-- BEGIN --
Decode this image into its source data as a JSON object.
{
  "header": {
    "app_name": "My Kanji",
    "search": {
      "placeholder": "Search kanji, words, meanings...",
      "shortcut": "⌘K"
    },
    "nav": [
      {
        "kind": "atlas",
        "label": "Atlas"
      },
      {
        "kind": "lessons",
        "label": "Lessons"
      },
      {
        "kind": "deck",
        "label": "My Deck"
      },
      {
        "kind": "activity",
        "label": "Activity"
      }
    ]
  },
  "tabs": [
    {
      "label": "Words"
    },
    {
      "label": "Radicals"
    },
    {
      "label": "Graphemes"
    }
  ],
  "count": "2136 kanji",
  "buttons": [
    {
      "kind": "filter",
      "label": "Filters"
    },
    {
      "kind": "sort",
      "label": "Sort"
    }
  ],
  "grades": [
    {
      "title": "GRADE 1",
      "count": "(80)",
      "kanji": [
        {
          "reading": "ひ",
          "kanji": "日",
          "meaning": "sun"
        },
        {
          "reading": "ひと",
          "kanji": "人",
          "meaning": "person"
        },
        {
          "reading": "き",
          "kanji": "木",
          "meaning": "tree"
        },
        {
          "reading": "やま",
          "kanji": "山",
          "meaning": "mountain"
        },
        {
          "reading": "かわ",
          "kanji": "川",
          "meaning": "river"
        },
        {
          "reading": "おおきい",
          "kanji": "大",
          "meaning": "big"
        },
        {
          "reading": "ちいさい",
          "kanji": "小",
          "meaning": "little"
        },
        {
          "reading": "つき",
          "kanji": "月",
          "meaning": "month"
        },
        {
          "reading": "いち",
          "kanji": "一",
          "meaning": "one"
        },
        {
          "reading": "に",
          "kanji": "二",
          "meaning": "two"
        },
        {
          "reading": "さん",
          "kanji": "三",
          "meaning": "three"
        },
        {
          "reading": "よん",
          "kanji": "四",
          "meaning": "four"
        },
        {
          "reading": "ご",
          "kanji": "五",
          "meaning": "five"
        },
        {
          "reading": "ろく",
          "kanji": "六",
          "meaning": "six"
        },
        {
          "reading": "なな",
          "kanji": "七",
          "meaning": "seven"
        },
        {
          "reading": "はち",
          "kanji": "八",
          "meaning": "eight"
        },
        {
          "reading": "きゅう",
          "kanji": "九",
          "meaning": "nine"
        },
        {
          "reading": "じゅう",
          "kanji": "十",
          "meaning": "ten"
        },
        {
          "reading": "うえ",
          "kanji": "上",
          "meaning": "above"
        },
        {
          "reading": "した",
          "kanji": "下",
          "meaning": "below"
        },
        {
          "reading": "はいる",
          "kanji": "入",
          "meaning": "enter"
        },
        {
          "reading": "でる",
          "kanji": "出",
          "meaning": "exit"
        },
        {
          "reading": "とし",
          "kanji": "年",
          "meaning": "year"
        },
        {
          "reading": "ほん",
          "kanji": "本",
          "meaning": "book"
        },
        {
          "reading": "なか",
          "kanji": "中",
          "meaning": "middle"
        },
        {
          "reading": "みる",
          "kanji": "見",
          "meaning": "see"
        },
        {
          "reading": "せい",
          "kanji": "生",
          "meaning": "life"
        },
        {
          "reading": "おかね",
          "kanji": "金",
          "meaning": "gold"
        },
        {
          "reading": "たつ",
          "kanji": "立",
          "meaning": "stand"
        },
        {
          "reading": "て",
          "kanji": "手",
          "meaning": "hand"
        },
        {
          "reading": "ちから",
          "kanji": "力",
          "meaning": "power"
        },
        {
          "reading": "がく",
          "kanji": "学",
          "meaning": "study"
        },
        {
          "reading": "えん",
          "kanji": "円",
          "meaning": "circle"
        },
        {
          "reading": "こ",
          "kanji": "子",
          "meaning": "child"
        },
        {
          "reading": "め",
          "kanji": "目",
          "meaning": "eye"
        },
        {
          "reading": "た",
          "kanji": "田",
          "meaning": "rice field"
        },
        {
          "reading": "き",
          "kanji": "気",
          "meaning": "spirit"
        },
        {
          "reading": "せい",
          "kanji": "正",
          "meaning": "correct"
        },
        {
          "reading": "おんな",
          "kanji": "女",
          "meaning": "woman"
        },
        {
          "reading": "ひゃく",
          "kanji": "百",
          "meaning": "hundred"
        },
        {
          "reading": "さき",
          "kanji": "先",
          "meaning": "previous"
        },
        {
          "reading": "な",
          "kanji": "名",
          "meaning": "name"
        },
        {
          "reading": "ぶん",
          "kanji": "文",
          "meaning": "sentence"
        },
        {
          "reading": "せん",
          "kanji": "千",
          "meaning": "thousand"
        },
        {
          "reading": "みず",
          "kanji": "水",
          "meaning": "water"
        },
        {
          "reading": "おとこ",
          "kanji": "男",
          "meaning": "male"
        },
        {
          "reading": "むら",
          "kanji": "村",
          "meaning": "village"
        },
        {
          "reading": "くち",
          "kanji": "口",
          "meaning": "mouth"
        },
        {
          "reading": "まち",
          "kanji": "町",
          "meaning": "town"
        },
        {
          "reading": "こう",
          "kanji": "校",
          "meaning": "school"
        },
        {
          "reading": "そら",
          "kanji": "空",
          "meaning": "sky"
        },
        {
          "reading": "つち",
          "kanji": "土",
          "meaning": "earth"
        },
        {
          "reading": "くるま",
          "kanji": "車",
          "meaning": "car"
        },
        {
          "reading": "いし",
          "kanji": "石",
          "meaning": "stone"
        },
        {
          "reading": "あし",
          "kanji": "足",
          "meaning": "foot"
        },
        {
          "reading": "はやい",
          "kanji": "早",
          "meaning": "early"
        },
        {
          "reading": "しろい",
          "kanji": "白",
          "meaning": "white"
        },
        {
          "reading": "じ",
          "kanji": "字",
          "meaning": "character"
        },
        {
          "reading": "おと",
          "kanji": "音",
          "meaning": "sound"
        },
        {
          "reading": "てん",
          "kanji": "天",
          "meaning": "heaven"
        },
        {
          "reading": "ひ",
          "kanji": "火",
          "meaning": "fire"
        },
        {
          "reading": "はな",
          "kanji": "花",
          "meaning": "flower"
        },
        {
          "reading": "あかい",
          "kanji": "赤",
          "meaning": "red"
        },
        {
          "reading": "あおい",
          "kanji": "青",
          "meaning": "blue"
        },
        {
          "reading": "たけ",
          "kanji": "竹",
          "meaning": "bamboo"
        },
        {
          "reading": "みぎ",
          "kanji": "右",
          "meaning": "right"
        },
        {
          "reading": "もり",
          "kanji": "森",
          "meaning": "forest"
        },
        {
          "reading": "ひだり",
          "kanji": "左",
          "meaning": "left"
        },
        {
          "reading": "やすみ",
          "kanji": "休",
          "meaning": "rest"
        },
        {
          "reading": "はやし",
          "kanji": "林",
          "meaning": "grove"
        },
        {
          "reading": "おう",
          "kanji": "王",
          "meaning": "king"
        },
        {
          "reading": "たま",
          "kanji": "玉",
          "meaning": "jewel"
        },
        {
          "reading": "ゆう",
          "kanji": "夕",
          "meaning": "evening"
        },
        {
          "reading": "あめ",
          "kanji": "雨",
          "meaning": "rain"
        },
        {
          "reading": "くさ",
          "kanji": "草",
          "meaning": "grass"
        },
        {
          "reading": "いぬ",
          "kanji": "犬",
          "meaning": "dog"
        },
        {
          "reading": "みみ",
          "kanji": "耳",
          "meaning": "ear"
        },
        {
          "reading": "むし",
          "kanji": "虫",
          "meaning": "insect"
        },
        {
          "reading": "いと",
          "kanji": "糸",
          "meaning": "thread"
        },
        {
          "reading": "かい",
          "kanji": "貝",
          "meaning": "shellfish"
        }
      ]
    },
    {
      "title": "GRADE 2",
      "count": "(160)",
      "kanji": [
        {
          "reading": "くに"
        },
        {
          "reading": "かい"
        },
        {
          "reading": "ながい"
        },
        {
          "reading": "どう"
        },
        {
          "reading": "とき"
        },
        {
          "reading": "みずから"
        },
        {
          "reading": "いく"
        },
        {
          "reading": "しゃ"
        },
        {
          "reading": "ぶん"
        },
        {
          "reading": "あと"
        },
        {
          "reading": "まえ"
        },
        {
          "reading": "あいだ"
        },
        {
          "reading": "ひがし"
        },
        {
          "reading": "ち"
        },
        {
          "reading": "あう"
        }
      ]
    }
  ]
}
-- END --
Read the entries and show each line that mentions "kind".

● Exercise answer:
        "kind": "atlas",
        "kind": "lessons",
        "kind": "deck",
        "kind": "activity",
      "kind": "filter",
      "kind": "sort",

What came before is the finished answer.